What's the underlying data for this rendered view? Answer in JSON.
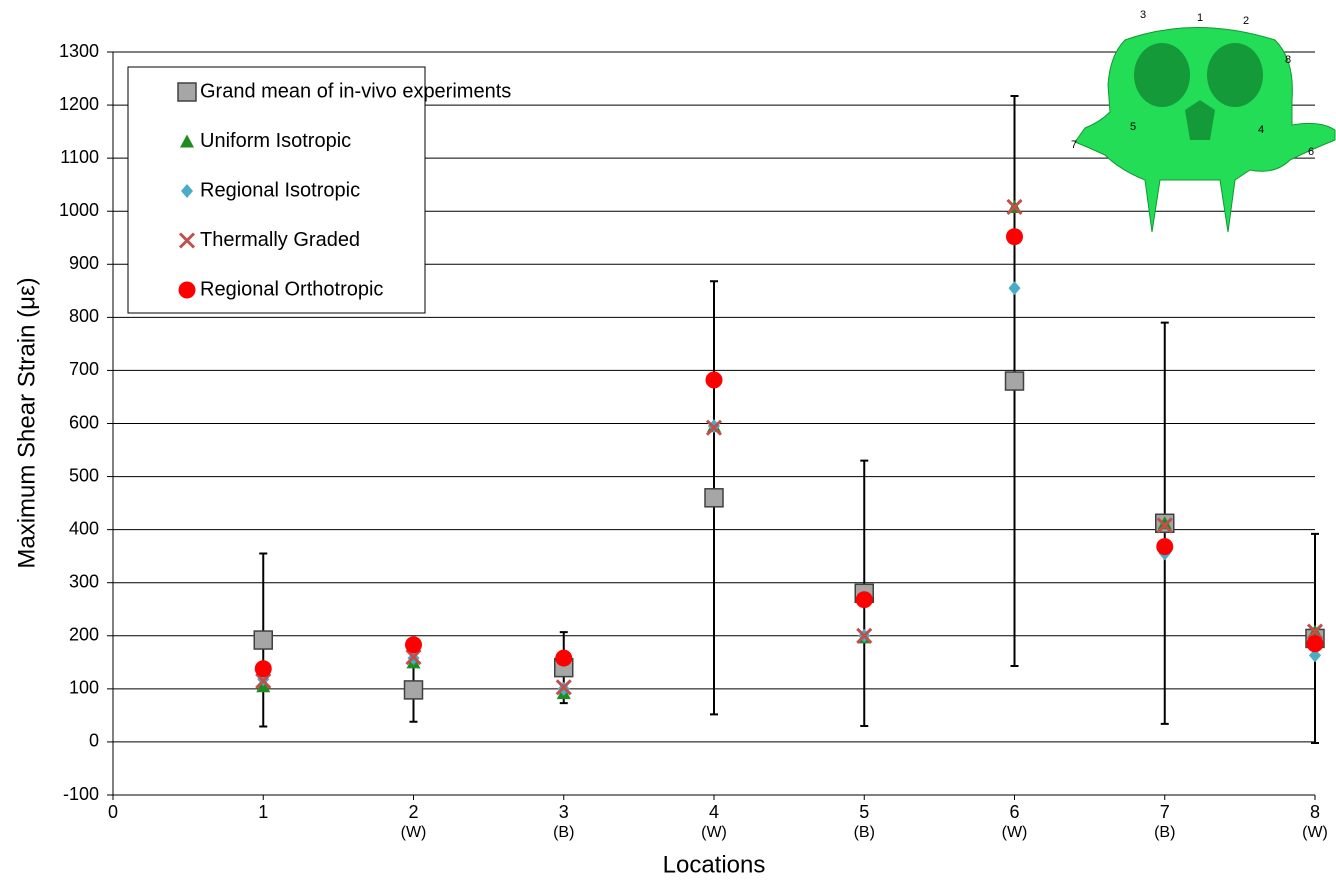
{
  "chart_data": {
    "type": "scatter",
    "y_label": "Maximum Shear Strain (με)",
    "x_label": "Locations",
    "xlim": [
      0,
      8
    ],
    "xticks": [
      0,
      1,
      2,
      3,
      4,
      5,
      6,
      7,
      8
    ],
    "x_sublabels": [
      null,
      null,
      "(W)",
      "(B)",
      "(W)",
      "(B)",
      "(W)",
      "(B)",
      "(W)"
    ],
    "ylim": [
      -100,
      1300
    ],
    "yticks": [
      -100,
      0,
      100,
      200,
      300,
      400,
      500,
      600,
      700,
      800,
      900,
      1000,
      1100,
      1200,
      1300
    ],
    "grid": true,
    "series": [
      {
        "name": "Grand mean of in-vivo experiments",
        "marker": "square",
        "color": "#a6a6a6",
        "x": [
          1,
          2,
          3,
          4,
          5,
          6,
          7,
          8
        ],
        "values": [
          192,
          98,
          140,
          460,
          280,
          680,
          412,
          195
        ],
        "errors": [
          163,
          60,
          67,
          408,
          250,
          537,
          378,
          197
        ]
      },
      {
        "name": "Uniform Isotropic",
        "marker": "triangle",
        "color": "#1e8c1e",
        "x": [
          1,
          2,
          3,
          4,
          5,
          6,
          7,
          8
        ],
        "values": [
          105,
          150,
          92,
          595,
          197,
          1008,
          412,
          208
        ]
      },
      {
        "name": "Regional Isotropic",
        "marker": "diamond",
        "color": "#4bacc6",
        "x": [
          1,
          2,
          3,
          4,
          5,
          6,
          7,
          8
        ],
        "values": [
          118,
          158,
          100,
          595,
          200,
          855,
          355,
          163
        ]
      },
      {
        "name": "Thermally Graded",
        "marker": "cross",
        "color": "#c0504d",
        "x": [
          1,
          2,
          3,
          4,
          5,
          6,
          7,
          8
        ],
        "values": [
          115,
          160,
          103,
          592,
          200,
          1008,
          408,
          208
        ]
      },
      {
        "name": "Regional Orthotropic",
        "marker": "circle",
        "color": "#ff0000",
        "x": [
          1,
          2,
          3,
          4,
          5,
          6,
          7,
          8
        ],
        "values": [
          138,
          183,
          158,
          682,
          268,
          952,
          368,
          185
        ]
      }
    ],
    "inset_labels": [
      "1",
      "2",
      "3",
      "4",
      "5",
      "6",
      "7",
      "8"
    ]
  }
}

* * * * * * * * *

TASK GOAL
Take each line of the material that contains the word "name" and list it.

COMPLETE ANSWER
        "name": "Grand mean of in-vivo experiments",
        "name": "Uniform Isotropic",
        "name": "Regional Isotropic",
        "name": "Thermally Graded",
        "name": "Regional Orthotropic",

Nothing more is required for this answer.